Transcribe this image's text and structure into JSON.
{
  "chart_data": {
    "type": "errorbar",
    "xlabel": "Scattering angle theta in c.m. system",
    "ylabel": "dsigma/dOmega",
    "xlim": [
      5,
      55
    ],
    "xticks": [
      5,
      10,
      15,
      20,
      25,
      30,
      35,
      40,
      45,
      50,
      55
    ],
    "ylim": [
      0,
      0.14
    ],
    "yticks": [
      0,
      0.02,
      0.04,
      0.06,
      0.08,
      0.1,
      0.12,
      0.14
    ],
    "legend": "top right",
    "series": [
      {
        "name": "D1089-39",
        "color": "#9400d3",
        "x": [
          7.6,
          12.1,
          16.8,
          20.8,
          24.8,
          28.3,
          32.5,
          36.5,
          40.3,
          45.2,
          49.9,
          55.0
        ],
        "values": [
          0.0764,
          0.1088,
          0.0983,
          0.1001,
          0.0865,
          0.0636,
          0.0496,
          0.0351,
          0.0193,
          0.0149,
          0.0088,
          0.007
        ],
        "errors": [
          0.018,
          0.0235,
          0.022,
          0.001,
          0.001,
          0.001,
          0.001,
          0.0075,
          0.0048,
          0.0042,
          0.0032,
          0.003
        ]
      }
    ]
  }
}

◇ ◇ ◇ ◇ ◇ ◇ ◇

Repeat the records above exactly as they appear.

Transcribe this image's text and structure into JSON.
{
  "chart_data": {
    "type": "errorbar",
    "xlabel": "Scattering angle theta in c.m. system",
    "ylabel": "dsigma/dOmega",
    "xlim": [
      5,
      55
    ],
    "xticks": [
      5,
      10,
      15,
      20,
      25,
      30,
      35,
      40,
      45,
      50,
      55
    ],
    "ylim": [
      0,
      0.14
    ],
    "yticks": [
      0,
      0.02,
      0.04,
      0.06,
      0.08,
      0.1,
      0.12,
      0.14
    ],
    "legend": "top right",
    "series": [
      {
        "name": "D1089-39",
        "color": "#9400d3",
        "x": [
          7.6,
          12.1,
          16.8,
          20.8,
          24.8,
          28.3,
          32.5,
          36.5,
          40.3,
          45.2,
          49.9,
          55.0
        ],
        "values": [
          0.0764,
          0.1088,
          0.0983,
          0.1001,
          0.0865,
          0.0636,
          0.0496,
          0.0351,
          0.0193,
          0.0149,
          0.0088,
          0.007
        ],
        "errors": [
          0.018,
          0.0235,
          0.022,
          0.001,
          0.001,
          0.001,
          0.001,
          0.0075,
          0.0048,
          0.0042,
          0.0032,
          0.003
        ]
      }
    ]
  }
}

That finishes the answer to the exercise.